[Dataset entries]
▼

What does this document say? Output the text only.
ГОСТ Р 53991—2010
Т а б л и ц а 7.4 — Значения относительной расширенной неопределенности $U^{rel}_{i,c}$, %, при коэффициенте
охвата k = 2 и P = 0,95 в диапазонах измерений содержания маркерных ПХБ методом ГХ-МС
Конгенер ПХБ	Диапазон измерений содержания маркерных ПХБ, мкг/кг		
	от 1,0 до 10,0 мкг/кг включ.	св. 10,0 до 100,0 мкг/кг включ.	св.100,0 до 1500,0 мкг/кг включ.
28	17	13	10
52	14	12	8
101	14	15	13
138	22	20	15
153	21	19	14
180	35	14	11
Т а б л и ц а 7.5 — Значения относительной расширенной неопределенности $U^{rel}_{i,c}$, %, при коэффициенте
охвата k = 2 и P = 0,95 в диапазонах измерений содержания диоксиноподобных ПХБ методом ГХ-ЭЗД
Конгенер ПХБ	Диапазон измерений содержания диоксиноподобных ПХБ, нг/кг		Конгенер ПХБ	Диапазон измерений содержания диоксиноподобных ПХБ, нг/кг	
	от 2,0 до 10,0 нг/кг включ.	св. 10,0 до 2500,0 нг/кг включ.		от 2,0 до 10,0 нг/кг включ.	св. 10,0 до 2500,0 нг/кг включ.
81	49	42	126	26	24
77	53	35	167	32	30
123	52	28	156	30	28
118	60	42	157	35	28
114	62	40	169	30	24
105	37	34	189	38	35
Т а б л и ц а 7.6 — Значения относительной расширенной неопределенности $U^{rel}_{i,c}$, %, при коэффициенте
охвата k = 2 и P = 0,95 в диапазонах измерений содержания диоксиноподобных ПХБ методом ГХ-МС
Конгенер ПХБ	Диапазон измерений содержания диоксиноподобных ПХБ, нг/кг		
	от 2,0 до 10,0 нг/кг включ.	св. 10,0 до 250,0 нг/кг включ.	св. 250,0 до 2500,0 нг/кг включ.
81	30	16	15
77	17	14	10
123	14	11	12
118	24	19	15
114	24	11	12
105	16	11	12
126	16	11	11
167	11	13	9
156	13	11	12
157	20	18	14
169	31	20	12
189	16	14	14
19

▲
▼

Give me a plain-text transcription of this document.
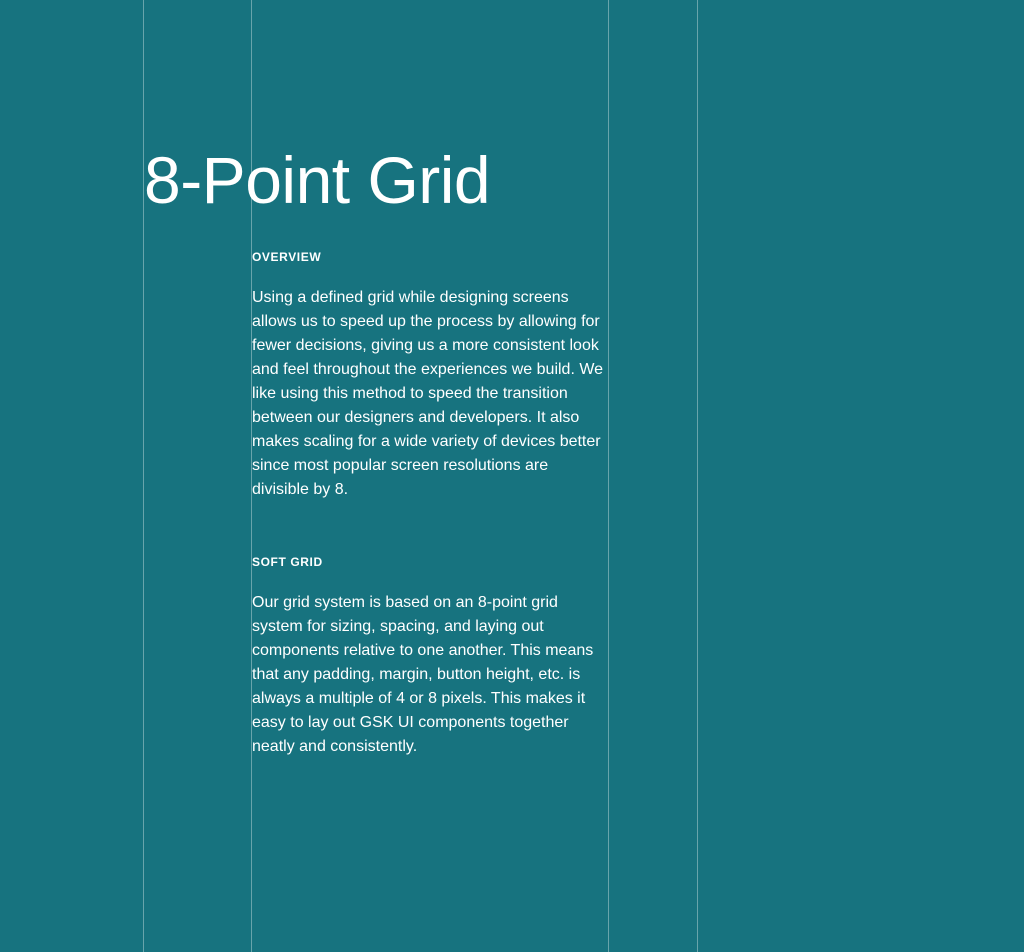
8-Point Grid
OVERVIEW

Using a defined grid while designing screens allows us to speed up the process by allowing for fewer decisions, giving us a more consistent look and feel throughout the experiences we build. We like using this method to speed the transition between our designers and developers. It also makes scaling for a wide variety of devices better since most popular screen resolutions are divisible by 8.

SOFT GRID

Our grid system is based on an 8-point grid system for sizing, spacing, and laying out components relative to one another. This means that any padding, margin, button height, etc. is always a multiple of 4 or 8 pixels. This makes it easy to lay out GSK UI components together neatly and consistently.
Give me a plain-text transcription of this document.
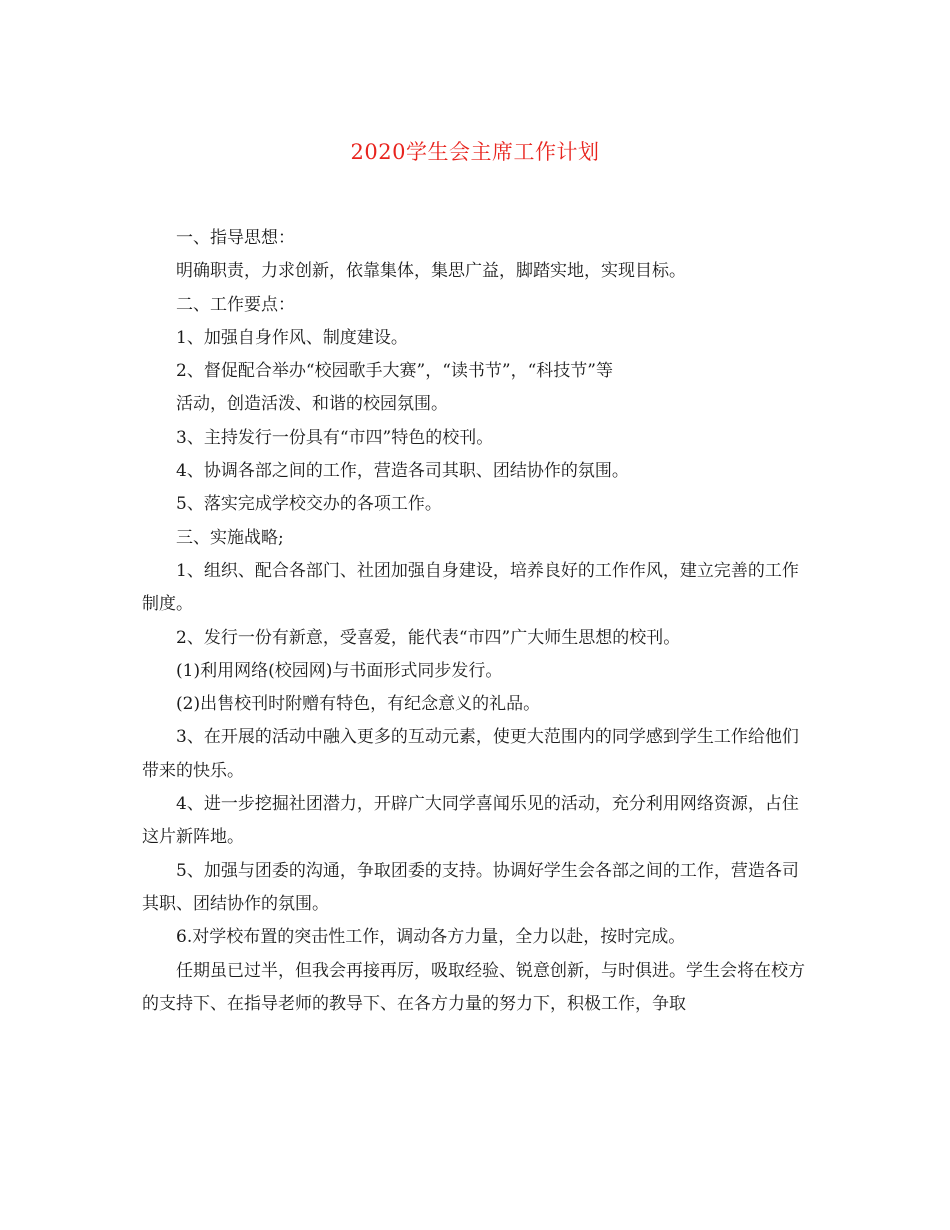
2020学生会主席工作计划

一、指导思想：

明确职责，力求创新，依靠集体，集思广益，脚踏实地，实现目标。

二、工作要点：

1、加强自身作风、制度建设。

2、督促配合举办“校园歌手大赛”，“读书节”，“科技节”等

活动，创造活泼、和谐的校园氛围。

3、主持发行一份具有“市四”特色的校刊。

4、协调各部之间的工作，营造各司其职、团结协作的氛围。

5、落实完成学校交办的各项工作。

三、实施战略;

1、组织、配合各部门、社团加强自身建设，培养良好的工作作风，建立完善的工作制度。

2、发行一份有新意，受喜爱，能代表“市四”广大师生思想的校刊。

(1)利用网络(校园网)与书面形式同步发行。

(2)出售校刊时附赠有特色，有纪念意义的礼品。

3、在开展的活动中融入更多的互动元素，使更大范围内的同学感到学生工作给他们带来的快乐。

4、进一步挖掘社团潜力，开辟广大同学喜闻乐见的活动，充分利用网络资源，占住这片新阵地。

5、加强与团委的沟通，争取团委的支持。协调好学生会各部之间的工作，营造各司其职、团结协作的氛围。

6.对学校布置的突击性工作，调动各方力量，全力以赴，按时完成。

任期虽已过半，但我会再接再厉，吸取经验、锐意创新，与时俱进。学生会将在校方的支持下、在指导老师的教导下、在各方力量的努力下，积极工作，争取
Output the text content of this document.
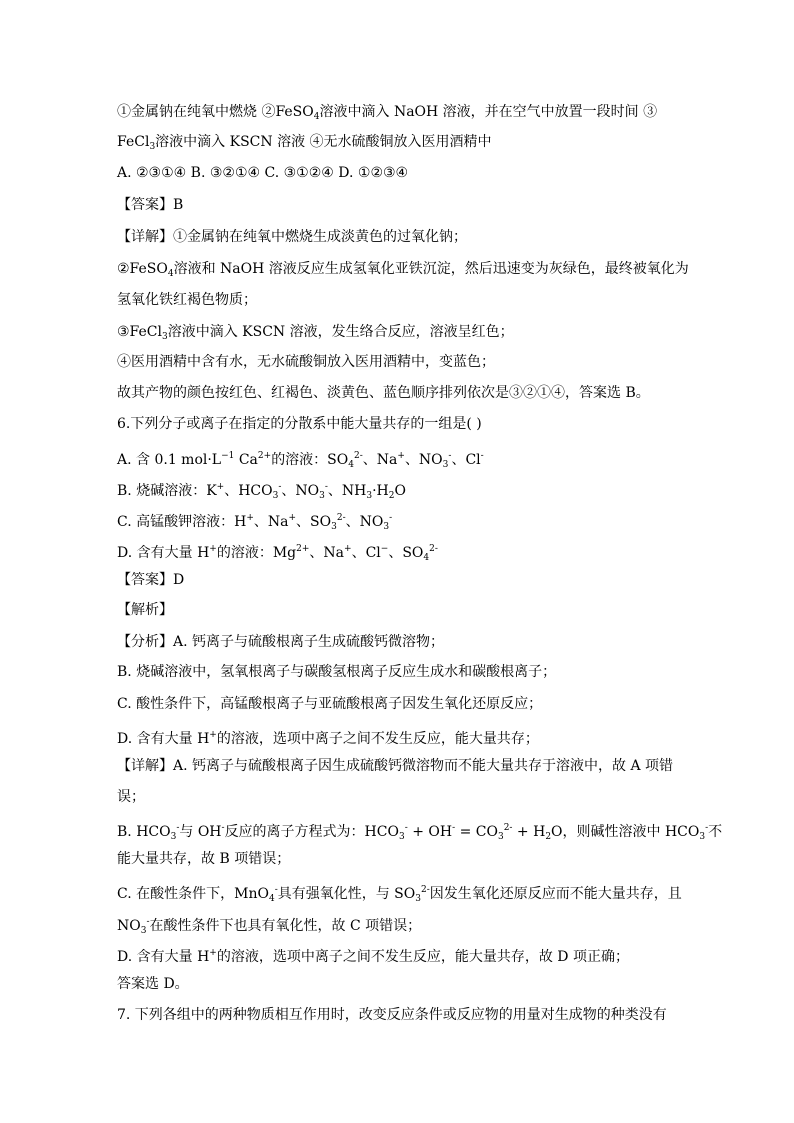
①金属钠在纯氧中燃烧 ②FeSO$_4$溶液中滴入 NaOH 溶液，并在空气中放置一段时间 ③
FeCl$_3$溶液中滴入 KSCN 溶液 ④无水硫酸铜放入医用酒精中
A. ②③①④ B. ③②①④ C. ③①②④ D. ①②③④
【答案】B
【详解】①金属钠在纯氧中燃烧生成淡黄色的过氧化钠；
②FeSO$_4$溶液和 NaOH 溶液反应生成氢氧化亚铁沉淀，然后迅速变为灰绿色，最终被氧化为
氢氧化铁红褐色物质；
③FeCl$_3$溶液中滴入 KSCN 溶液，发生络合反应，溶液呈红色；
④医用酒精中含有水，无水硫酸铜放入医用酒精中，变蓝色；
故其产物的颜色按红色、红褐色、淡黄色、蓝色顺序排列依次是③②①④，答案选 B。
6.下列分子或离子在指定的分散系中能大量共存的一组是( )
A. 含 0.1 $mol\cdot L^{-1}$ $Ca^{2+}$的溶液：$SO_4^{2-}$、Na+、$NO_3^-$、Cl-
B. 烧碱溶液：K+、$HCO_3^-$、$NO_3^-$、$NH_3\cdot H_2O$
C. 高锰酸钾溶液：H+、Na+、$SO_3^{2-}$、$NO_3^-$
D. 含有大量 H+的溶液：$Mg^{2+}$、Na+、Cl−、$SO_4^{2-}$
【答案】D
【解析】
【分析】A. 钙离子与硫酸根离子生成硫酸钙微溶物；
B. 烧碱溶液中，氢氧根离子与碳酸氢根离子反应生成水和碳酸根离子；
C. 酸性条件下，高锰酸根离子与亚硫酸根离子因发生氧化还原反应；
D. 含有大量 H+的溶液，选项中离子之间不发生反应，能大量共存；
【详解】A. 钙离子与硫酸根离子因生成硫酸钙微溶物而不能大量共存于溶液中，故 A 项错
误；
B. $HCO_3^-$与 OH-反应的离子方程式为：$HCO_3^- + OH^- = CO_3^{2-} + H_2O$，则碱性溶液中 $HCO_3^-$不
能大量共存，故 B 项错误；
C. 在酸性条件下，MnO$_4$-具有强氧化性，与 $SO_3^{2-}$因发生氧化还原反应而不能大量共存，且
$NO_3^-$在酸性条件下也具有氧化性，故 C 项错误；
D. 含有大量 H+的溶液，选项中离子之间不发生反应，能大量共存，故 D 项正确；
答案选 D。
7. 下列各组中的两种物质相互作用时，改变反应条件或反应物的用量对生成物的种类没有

▲

Copy out every line of the material above that mentions the word "NaOH".

▸ WRITTEN REPLY:
①金属钠在纯氧中燃烧 ②FeSO$_4$溶液中滴入 NaOH 溶液，并在空气中放置一段时间 ③
②FeSO$_4$溶液和 NaOH 溶液反应生成氢氧化亚铁沉淀，然后迅速变为灰绿色，最终被氧化为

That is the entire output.